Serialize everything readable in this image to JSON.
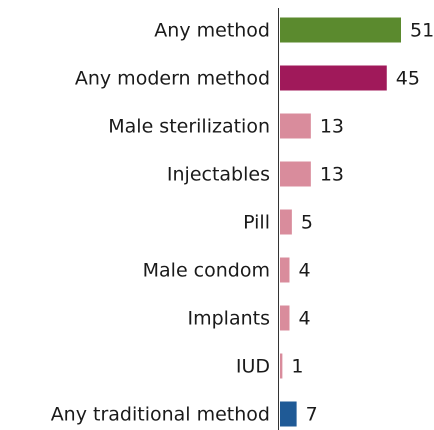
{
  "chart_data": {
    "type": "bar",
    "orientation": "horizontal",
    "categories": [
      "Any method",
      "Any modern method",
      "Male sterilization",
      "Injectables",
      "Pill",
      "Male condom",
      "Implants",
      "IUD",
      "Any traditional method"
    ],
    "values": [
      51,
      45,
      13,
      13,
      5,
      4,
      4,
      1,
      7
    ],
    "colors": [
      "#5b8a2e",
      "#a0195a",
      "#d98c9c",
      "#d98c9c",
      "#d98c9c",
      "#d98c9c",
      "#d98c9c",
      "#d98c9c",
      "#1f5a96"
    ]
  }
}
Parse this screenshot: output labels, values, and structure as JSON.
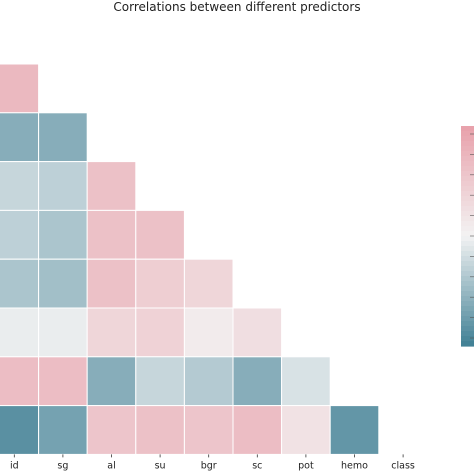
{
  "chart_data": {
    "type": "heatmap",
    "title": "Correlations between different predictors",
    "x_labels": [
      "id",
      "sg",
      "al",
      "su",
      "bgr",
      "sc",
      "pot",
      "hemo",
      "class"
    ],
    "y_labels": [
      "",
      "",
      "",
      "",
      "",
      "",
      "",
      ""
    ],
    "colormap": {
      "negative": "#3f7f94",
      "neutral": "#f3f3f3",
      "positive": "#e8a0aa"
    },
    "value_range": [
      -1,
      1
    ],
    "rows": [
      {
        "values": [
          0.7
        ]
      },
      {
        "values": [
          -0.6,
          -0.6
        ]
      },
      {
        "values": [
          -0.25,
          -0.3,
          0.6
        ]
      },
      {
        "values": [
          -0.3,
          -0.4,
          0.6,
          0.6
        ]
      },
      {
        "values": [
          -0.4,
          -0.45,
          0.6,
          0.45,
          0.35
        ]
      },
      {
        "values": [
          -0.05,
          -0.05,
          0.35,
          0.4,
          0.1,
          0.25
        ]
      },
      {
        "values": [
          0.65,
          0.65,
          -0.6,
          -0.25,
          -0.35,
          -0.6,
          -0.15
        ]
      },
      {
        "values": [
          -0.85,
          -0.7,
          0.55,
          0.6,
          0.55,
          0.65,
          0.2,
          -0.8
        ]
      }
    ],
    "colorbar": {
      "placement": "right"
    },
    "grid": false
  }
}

---

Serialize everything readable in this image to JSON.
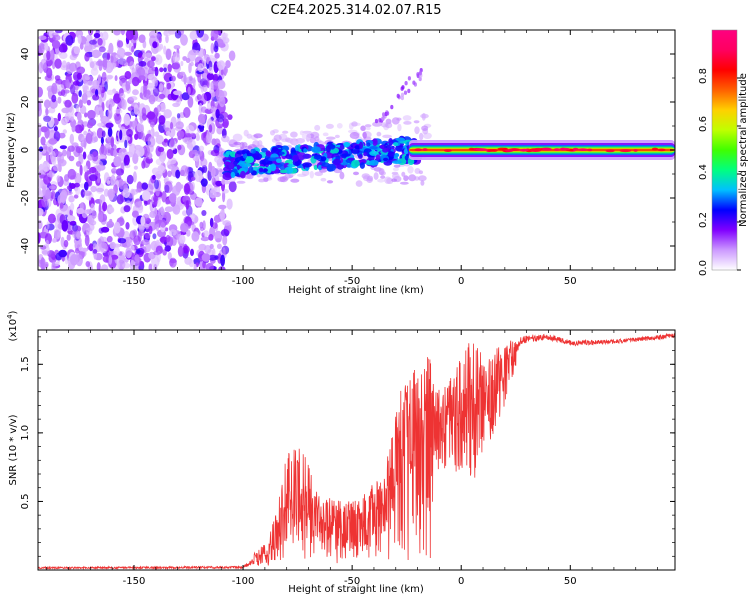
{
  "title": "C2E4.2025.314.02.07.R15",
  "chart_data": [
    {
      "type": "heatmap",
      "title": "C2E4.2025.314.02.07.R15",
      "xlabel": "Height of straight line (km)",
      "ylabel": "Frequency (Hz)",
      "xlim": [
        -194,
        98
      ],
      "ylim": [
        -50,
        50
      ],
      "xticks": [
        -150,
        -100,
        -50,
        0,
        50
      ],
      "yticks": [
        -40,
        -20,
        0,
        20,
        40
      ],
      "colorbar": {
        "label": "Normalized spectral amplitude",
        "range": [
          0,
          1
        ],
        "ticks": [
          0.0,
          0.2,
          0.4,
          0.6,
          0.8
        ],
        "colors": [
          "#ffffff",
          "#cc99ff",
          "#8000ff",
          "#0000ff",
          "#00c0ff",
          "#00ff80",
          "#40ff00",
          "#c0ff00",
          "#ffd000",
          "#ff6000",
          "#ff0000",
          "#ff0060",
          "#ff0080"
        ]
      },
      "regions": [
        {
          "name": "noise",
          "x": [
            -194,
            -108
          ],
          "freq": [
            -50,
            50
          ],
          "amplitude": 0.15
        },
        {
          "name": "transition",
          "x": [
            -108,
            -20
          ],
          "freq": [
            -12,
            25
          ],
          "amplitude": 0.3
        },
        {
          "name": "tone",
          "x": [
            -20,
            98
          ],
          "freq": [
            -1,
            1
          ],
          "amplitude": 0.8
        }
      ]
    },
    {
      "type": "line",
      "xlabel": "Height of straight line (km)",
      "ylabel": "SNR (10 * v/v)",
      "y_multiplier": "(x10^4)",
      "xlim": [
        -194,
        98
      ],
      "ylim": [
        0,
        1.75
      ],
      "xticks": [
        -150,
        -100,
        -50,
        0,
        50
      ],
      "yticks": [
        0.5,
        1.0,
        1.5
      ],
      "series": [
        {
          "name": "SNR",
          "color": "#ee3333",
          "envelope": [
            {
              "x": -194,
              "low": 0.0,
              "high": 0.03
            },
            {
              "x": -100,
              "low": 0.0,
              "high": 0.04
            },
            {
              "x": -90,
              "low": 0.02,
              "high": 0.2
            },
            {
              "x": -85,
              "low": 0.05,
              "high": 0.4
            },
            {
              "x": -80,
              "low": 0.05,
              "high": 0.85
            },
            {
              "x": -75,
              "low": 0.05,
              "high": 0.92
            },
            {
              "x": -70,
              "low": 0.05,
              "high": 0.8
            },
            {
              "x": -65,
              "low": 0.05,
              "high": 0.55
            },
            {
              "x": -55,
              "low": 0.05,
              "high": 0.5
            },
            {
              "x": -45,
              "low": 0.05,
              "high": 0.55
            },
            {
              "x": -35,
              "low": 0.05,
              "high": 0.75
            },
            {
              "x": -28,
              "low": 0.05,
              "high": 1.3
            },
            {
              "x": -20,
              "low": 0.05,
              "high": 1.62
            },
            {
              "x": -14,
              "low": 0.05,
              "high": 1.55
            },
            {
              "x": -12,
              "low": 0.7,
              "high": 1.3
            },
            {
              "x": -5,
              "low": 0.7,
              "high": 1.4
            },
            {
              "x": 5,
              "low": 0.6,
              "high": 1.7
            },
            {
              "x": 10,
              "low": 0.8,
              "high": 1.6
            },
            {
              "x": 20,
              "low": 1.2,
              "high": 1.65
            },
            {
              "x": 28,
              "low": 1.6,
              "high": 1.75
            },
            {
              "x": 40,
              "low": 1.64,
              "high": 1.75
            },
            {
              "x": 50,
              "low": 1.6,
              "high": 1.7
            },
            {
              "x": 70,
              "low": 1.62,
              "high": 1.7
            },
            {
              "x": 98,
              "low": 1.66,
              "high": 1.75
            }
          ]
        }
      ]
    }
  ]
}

● **STATED PROBLEM**:
Copy all lines from the entries that contain the word "type".

● **EXERCISE ANSWER**:
    "type": "bar",
    "type": "heatmap",
      "type": "heatmap",
      "type": "line",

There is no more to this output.